__What you need to do__.
List all lines of the data containing the word "Lynch".

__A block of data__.
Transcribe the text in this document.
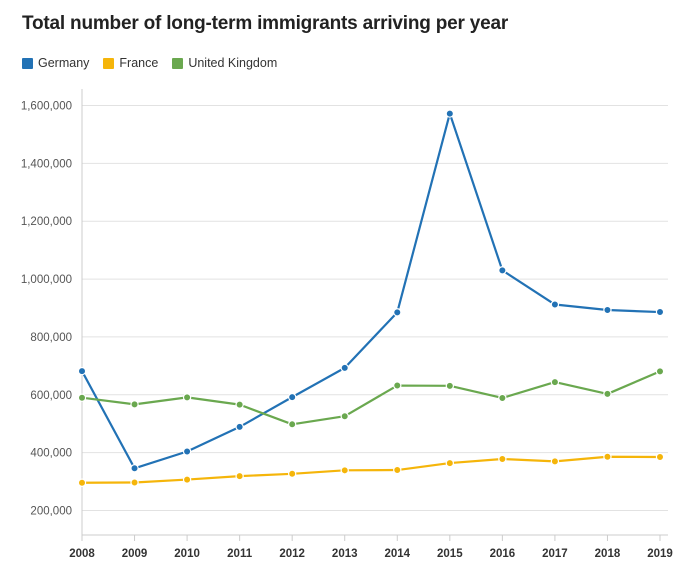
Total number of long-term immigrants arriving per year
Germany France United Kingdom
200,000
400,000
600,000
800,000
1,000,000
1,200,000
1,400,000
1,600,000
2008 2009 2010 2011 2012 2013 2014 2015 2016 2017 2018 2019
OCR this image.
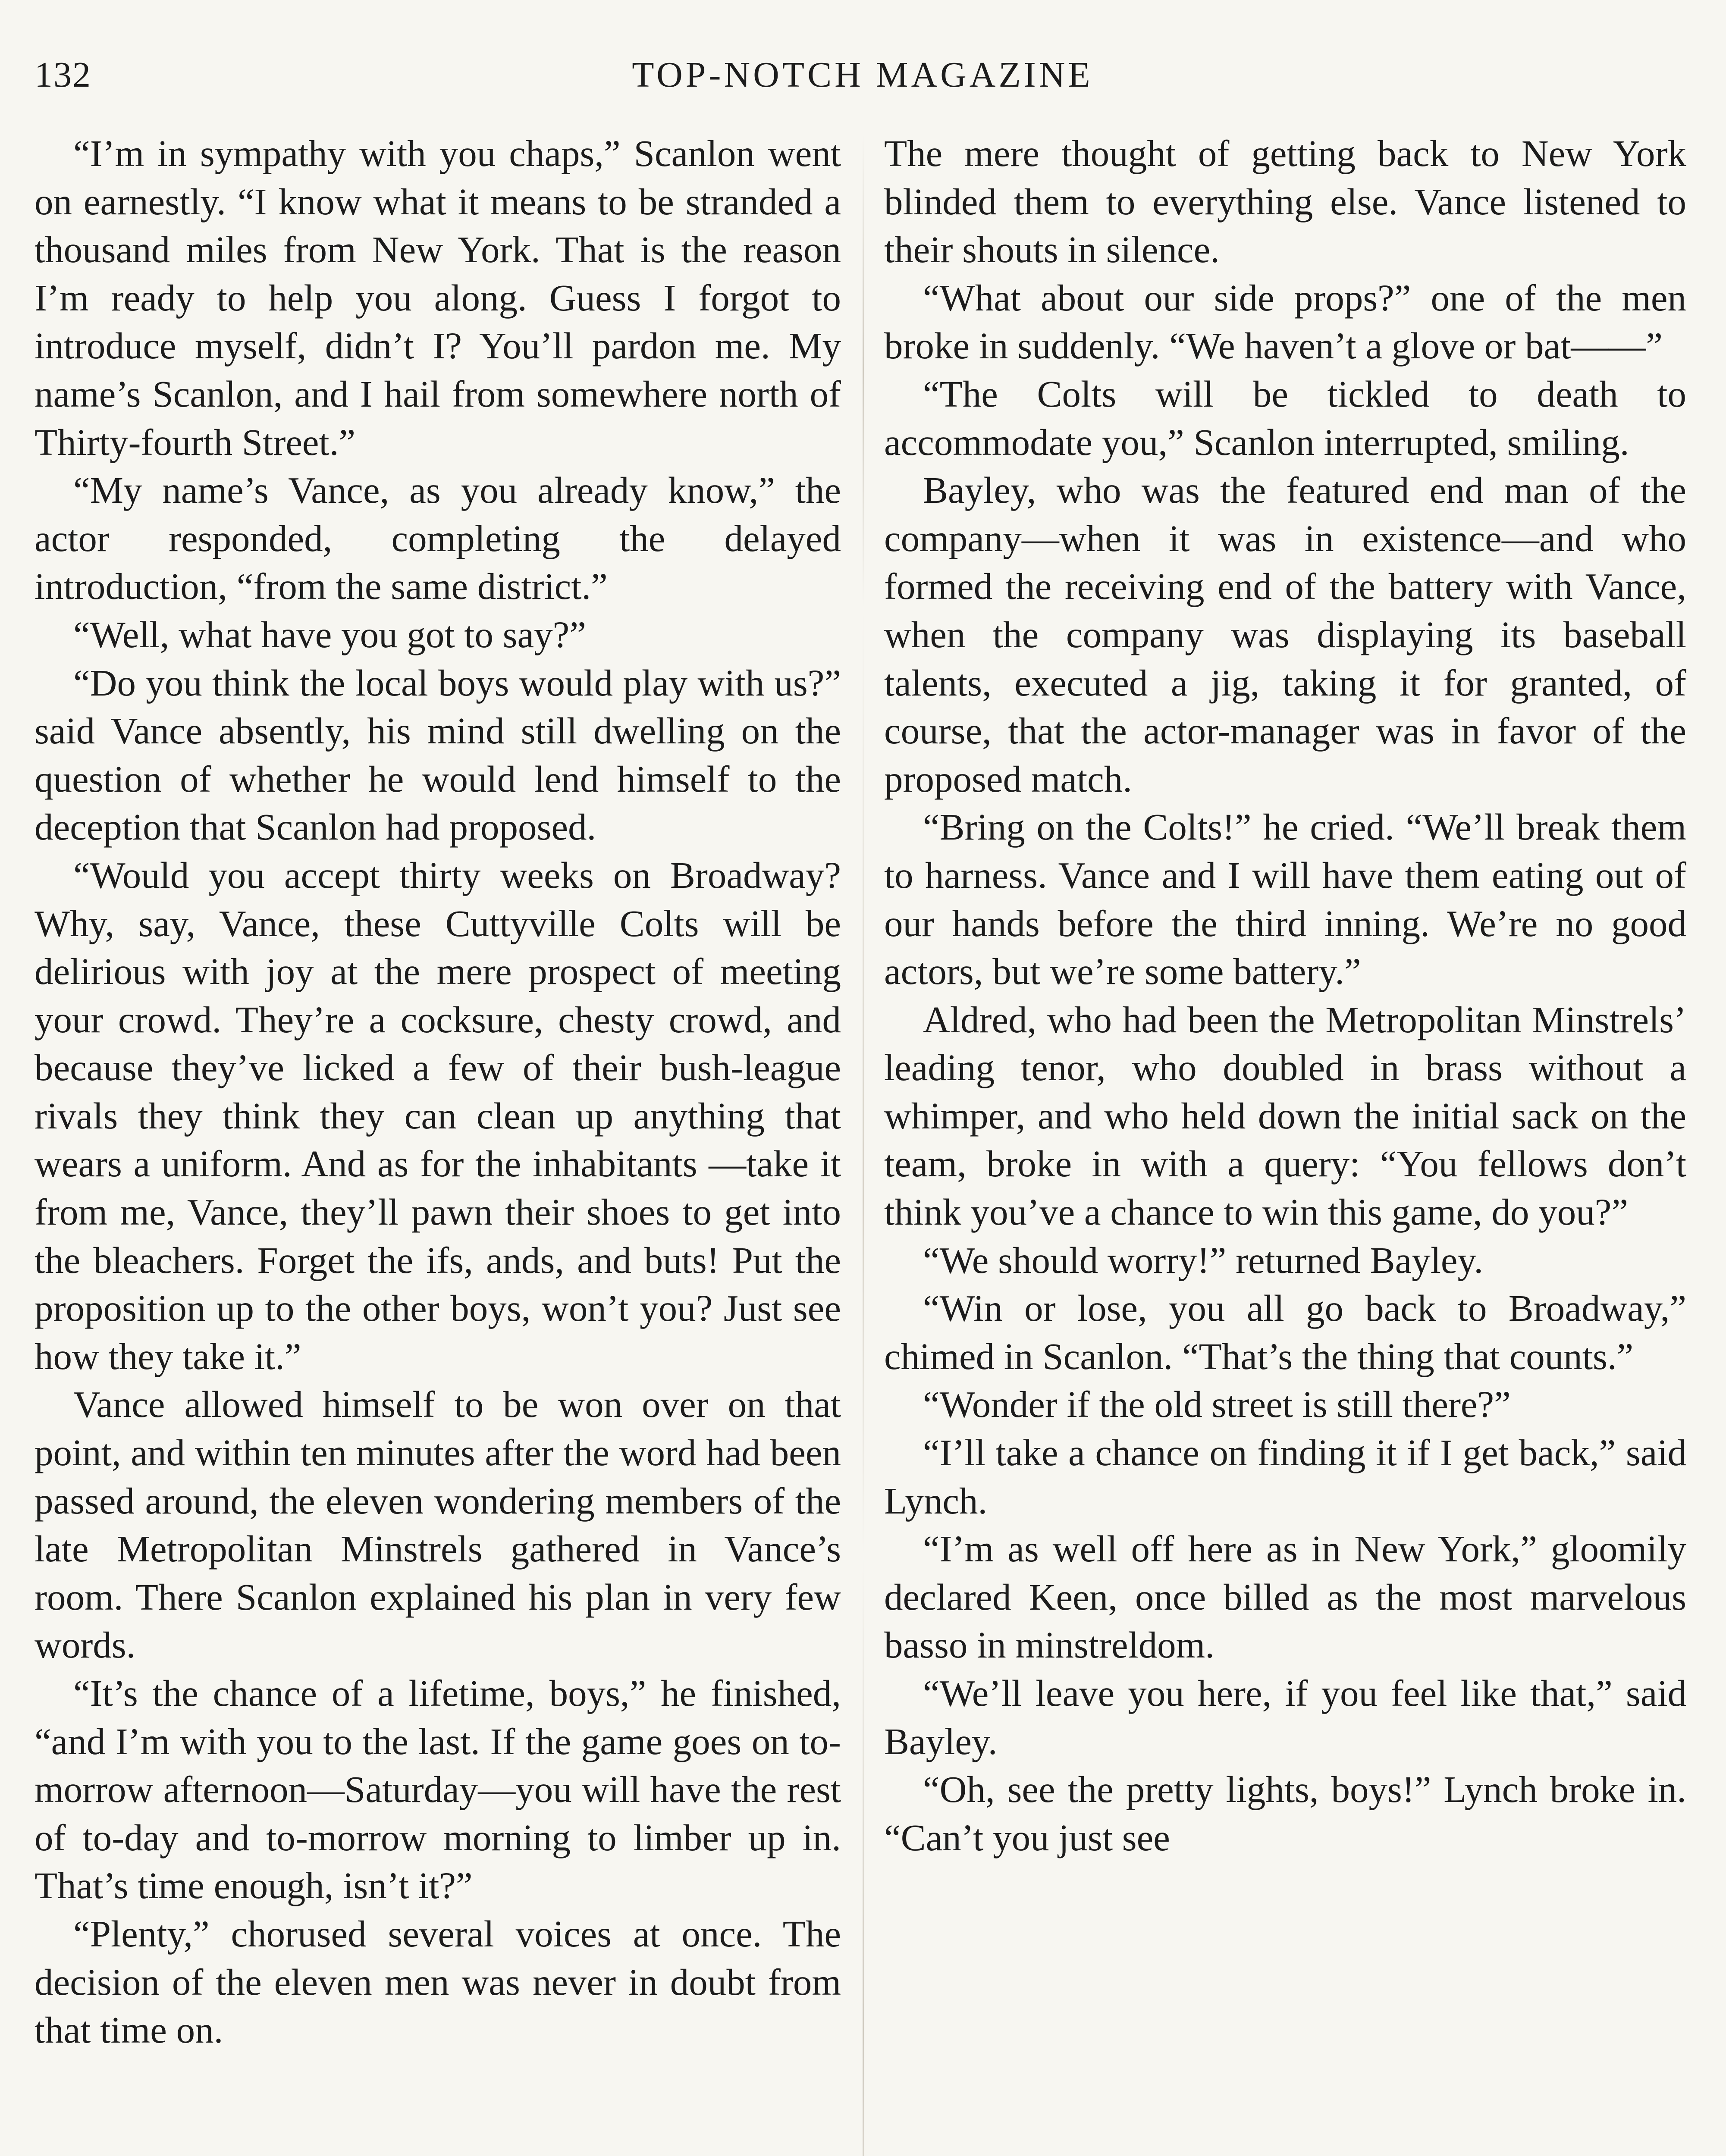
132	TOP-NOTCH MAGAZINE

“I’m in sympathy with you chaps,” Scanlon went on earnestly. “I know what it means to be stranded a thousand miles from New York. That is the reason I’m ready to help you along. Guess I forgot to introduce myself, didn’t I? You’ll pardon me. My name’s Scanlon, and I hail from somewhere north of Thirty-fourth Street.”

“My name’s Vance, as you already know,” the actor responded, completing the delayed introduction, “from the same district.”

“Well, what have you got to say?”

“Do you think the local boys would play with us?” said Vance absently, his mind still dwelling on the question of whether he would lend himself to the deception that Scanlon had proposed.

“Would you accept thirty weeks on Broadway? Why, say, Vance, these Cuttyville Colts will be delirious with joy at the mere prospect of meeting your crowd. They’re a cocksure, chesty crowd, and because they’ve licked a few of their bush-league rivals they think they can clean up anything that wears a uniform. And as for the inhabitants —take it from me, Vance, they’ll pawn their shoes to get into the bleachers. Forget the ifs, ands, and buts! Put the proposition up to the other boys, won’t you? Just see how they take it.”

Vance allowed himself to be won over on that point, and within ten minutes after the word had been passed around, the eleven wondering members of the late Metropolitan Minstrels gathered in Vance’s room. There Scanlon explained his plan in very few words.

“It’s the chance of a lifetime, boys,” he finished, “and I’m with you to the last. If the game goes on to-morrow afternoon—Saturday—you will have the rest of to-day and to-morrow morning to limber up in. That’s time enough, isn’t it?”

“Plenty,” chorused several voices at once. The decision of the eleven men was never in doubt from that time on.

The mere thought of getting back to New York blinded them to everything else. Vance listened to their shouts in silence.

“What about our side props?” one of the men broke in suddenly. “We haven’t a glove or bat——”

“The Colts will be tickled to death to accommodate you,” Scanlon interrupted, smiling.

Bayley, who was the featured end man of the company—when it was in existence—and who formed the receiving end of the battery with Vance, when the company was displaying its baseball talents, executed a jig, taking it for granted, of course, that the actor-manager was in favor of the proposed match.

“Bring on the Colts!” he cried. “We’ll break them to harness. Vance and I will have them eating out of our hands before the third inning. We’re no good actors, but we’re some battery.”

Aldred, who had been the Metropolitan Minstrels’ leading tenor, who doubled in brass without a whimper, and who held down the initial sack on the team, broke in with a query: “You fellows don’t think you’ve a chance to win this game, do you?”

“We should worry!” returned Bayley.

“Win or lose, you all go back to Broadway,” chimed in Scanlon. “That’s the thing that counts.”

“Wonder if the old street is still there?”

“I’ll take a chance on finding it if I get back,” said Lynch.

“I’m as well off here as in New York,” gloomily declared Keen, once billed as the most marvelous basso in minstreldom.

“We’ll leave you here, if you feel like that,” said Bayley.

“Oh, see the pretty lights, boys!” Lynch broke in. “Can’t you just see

__The output__.
“I’ll take a chance on finding it if I get back,” said Lynch.
“Oh, see the pretty lights, boys!” Lynch broke in. “Can’t you just see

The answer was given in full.